## Task goal:
Copy all the entries word for word, but omit the pictures.

(Extracts from a graphics dataset)

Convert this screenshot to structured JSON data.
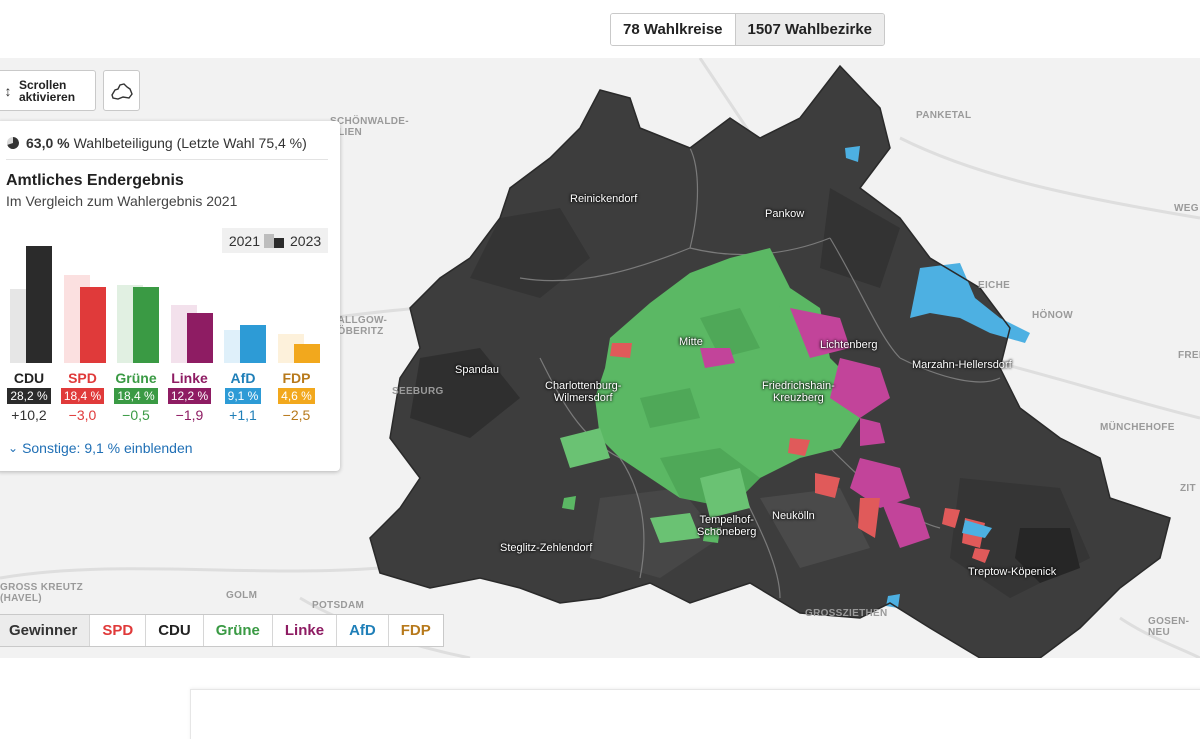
{
  "view_toggle": [
    {
      "label": "78 Wahlkreise",
      "active": false
    },
    {
      "label": "1507 Wahlbezirke",
      "active": true
    }
  ],
  "controls": {
    "scroll_label": "Scrollen\naktivieren",
    "shape_icon": "berlin-outline-icon"
  },
  "panel": {
    "turnout_value": "63,0 %",
    "turnout_text": "Wahlbeteiligung (Letzte Wahl 75,4 %)",
    "title": "Amtliches Endergebnis",
    "subtitle": "Im Vergleich zum Wahlergebnis 2021",
    "legend_old": "2021",
    "legend_new": "2023",
    "others_link": "Sonstige: 9,1 % einblenden",
    "parties": [
      {
        "name": "CDU",
        "value": "28,2 %",
        "diff": "+10,2",
        "pct": 28.2,
        "prev": 18.0,
        "color": "#2b2b2b",
        "light": "#e6e6e6",
        "name_color": "#222222",
        "diff_color": "#333333"
      },
      {
        "name": "SPD",
        "value": "18,4 %",
        "diff": "−3,0",
        "pct": 18.4,
        "prev": 21.4,
        "color": "#e03a3a",
        "light": "#fbe0e0",
        "name_color": "#e03a3a",
        "diff_color": "#e03a3a"
      },
      {
        "name": "Grüne",
        "value": "18,4 %",
        "diff": "−0,5",
        "pct": 18.4,
        "prev": 18.9,
        "color": "#3a9a44",
        "light": "#e1f0e2",
        "name_color": "#3a9a44",
        "diff_color": "#3a9a44"
      },
      {
        "name": "Linke",
        "value": "12,2 %",
        "diff": "−1,9",
        "pct": 12.2,
        "prev": 14.1,
        "color": "#8e1c63",
        "light": "#f3e1ec",
        "name_color": "#8e1c63",
        "diff_color": "#8e1c63"
      },
      {
        "name": "AfD",
        "value": "9,1 %",
        "diff": "+1,1",
        "pct": 9.1,
        "prev": 8.0,
        "color": "#2d9bd6",
        "light": "#dff0fa",
        "name_color": "#1f7fb8",
        "diff_color": "#1f7fb8"
      },
      {
        "name": "FDP",
        "value": "4,6 %",
        "diff": "−2,5",
        "pct": 4.6,
        "prev": 7.1,
        "color": "#f2a81d",
        "light": "#fdf1db",
        "name_color": "#b7791b",
        "diff_color": "#b7791b"
      }
    ]
  },
  "map": {
    "places": [
      "SCHÖNWALDE-\nGLIEN",
      "PANKETAL",
      "EICHE",
      "HÖNOW",
      "DALLGOW-\nDÖBERITZ",
      "SEEBURG",
      "MÜNCHEHOFE",
      "GROSS KREUTZ\n(HAVEL)",
      "GOLM",
      "POTSDAM",
      "GROSSZIETHEN",
      "GOSEN-NEU",
      "WEG",
      "FRED",
      "ZIT"
    ],
    "districts": [
      "Reinickendorf",
      "Pankow",
      "Mitte",
      "Lichtenberg",
      "Spandau",
      "Charlottenburg-\nWilmersdorf",
      "Friedrichshain-\nKreuzberg",
      "Marzahn-Hellersdorf",
      "Tempelhof-\nSchöneberg",
      "Neukölln",
      "Steglitz-Zehlendorf",
      "Treptow-Köpenick"
    ]
  },
  "filter_tabs": [
    {
      "label": "Gewinner",
      "color": "#333333"
    },
    {
      "label": "SPD",
      "color": "#e03a3a"
    },
    {
      "label": "CDU",
      "color": "#222222"
    },
    {
      "label": "Grüne",
      "color": "#3a9a44"
    },
    {
      "label": "Linke",
      "color": "#8e1c63"
    },
    {
      "label": "AfD",
      "color": "#1f7fb8"
    },
    {
      "label": "FDP",
      "color": "#b7791b"
    }
  ]
}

## The response:
Convert this screenshot to structured JSON data.
{
  "view_toggle": [
    {
      "label": "78 Wahlkreise",
      "active": false
    },
    {
      "label": "1507 Wahlbezirke",
      "active": true
    }
  ],
  "controls": {
    "scroll_label": "Scrollen\naktivieren",
    "shape_icon": "berlin-outline-icon"
  },
  "panel": {
    "turnout_value": "63,0 %",
    "turnout_text": "Wahlbeteiligung (Letzte Wahl 75,4 %)",
    "title": "Amtliches Endergebnis",
    "subtitle": "Im Vergleich zum Wahlergebnis 2021",
    "legend_old": "2021",
    "legend_new": "2023",
    "others_link": "Sonstige: 9,1 % einblenden",
    "parties": [
      {
        "name": "CDU",
        "value": "28,2 %",
        "diff": "+10,2",
        "pct": 28.2,
        "prev": 18.0,
        "color": "#2b2b2b",
        "light": "#e6e6e6",
        "name_color": "#222222",
        "diff_color": "#333333"
      },
      {
        "name": "SPD",
        "value": "18,4 %",
        "diff": "−3,0",
        "pct": 18.4,
        "prev": 21.4,
        "color": "#e03a3a",
        "light": "#fbe0e0",
        "name_color": "#e03a3a",
        "diff_color": "#e03a3a"
      },
      {
        "name": "Grüne",
        "value": "18,4 %",
        "diff": "−0,5",
        "pct": 18.4,
        "prev": 18.9,
        "color": "#3a9a44",
        "light": "#e1f0e2",
        "name_color": "#3a9a44",
        "diff_color": "#3a9a44"
      },
      {
        "name": "Linke",
        "value": "12,2 %",
        "diff": "−1,9",
        "pct": 12.2,
        "prev": 14.1,
        "color": "#8e1c63",
        "light": "#f3e1ec",
        "name_color": "#8e1c63",
        "diff_color": "#8e1c63"
      },
      {
        "name": "AfD",
        "value": "9,1 %",
        "diff": "+1,1",
        "pct": 9.1,
        "prev": 8.0,
        "color": "#2d9bd6",
        "light": "#dff0fa",
        "name_color": "#1f7fb8",
        "diff_color": "#1f7fb8"
      },
      {
        "name": "FDP",
        "value": "4,6 %",
        "diff": "−2,5",
        "pct": 4.6,
        "prev": 7.1,
        "color": "#f2a81d",
        "light": "#fdf1db",
        "name_color": "#b7791b",
        "diff_color": "#b7791b"
      }
    ]
  },
  "map": {
    "places": [
      "SCHÖNWALDE-\nGLIEN",
      "PANKETAL",
      "EICHE",
      "HÖNOW",
      "DALLGOW-\nDÖBERITZ",
      "SEEBURG",
      "MÜNCHEHOFE",
      "GROSS KREUTZ\n(HAVEL)",
      "GOLM",
      "POTSDAM",
      "GROSSZIETHEN",
      "GOSEN-NEU",
      "WEG",
      "FRED",
      "ZIT"
    ],
    "districts": [
      "Reinickendorf",
      "Pankow",
      "Mitte",
      "Lichtenberg",
      "Spandau",
      "Charlottenburg-\nWilmersdorf",
      "Friedrichshain-\nKreuzberg",
      "Marzahn-Hellersdorf",
      "Tempelhof-\nSchöneberg",
      "Neukölln",
      "Steglitz-Zehlendorf",
      "Treptow-Köpenick"
    ]
  },
  "filter_tabs": [
    {
      "label": "Gewinner",
      "color": "#333333"
    },
    {
      "label": "SPD",
      "color": "#e03a3a"
    },
    {
      "label": "CDU",
      "color": "#222222"
    },
    {
      "label": "Grüne",
      "color": "#3a9a44"
    },
    {
      "label": "Linke",
      "color": "#8e1c63"
    },
    {
      "label": "AfD",
      "color": "#1f7fb8"
    },
    {
      "label": "FDP",
      "color": "#b7791b"
    }
  ]
}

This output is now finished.